# Selected passage
▼

Legal considerations regarding the Renewed Canada–China Relationship for Cross Border Investors

Mark Carney’s recent visit to China, the first by a Canadian Prime Minister since 2017, continues to generate interest regarding its long term implications for both relations between the two countries and Canada’s approach to foreign engagement. The latter has become especially significant in the wake of the Prime Minister’s subsequent speech at Davos.
On one hand, the broader consequences on Canada-China relations will take years to play out. On the other hand, some of the agreements apparently reached during the trip may have more immediate effects in certain sectors, perhaps most notably with respect to electric vehicles and agrifood, but also clean energy and technology.
The reinvigorated dialogue on economic cooperation between Canada and China after a period of trade friction underscores the importance of stable and predictable investment frameworks and highlights the continuing significance of the Canada-China Foreign Investment Promotion and Protection Agreement (also known as the Canada-China BIT). It also highlights the importance of proactively addressing the risk and complexities that arise when doing business across borders, particularly when geopolitical sands seem to shift daily.
We set out below some key considerations for investors between Canada and China looking at opportunities arising from the recent development in Canada-China relations.
The Canada-China BIT – substantive protections and procedural recourse for investors
The Canada-China BIT aims to foster mutual confidence through substantive and procedural protections to investors between the two countries. It provides for an array of substantive protections to Chinese investors in Canada and vice-versa. An investor from one country who believe that the other has breached its obligations under the treaty may seek recourse through binding arbitration.
At first glance the Canada-China BIT appears to contain an expansive spectrum of investor protections, including:
- Fair and Equitable Treatment and Full Protection and Security: The treaty requires both Canada and China to treat investments from the other country fairly and equitably and to grant them full protection and security. These protections are not expressly constrained to the customary international law minimum standard of treatment, which is sometimes regarded as requiring host States to do no more than treat investments with due process and to avoid outrageous or bad faith conduct.

▲

# Dataset excerpts

▼

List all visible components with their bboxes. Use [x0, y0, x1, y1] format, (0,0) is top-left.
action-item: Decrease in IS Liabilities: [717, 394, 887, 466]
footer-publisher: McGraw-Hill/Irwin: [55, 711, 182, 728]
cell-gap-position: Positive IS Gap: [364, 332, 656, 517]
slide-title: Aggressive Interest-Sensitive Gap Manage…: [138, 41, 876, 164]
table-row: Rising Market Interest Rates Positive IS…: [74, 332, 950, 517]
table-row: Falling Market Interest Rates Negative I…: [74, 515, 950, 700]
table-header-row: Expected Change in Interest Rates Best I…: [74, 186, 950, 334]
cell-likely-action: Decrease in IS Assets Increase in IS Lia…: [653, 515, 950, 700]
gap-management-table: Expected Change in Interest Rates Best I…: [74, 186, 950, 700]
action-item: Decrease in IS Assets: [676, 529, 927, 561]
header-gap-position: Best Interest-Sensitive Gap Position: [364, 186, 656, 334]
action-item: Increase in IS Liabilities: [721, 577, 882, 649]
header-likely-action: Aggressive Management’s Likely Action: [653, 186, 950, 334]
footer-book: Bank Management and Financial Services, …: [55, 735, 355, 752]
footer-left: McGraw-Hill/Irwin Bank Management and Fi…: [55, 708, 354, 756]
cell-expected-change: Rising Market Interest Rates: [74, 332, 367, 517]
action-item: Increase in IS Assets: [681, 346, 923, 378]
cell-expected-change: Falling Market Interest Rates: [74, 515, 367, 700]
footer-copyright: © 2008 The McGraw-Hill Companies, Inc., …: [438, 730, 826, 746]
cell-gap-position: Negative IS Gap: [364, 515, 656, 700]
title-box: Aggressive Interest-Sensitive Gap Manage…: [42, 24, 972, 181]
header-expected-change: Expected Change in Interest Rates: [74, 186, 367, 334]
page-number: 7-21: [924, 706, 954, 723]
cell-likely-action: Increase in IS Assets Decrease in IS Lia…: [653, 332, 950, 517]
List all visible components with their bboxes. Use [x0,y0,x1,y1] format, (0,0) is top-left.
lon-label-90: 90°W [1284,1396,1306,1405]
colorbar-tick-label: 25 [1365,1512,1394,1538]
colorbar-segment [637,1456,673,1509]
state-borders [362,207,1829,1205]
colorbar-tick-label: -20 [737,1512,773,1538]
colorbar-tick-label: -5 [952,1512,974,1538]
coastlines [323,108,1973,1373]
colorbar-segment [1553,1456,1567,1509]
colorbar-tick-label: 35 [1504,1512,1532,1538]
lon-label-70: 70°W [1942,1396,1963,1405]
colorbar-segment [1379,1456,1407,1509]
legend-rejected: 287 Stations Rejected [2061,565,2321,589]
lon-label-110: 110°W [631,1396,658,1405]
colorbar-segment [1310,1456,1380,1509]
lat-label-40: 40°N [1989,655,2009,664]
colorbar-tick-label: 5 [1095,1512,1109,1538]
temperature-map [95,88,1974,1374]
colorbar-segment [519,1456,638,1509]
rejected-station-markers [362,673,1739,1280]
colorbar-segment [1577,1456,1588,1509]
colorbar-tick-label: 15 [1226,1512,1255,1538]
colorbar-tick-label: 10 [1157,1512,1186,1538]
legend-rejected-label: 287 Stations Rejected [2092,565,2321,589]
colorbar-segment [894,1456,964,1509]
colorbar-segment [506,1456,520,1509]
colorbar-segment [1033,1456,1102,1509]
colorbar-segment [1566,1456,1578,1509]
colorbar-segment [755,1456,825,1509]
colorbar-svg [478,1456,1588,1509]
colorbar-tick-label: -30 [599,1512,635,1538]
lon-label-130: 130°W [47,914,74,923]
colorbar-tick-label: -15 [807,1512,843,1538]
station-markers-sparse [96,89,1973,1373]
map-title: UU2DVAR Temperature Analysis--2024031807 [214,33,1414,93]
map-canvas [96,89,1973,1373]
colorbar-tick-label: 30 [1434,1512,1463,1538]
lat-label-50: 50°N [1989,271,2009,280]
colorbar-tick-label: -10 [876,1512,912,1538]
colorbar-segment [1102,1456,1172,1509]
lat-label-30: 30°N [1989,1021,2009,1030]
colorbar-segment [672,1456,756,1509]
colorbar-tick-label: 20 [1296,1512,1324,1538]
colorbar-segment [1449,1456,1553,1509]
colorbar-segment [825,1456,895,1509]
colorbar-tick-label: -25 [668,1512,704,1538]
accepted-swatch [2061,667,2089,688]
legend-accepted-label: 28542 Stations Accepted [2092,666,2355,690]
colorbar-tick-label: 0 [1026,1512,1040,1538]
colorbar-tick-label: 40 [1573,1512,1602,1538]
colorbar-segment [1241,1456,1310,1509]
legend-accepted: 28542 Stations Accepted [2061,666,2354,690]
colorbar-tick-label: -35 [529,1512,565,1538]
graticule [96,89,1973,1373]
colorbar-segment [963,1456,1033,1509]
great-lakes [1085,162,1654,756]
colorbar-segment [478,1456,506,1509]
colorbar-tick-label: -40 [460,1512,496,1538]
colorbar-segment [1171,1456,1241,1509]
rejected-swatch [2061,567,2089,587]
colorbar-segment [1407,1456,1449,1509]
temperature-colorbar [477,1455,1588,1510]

▲

# Task list
• 1. In the Canada–China BIT article, how do the treaty's fair and equitable treatment and full protection and security obligations differ from a narrower standard, and what is that narrower standard sometimes regarded as requiring? Answer in one to three sentences.
• 2. Echo everything in the Canada–China BIT article from "We set out below" down to "through binding arbitration.".
• 3. According to the Canada–China BIT article, in what year did a Canadian Prime Minister last visit China before Mark Carney's trip?
The entries are not needed for any of the tasks.

# List of solutions
• 1. The treaty's fair and equitable treatment and full protection and security obligations are not expressly constrained to the customary international law minimum standard of treatment. That minimum standard is sometimes regarded as requiring host States to do no more than treat investments with due process and avoid outrageous or bad faith conduct.

• 2.
We set out below some key considerations for investors between Canada and China looking at opportunities arising from the recent development in Canada-China relations.
The Canada-China BIT – substantive protections and procedural recourse for investors
The Canada-China BIT aims to foster mutual confidence through substantive and procedural protections to investors between the two countries. It provides for an array of substantive protections to Chinese investors in Canada and vice-versa. An investor from one country who believe that the other has breached its obligations under the treaty may seek recourse through binding arbitration.

• 3. 2017.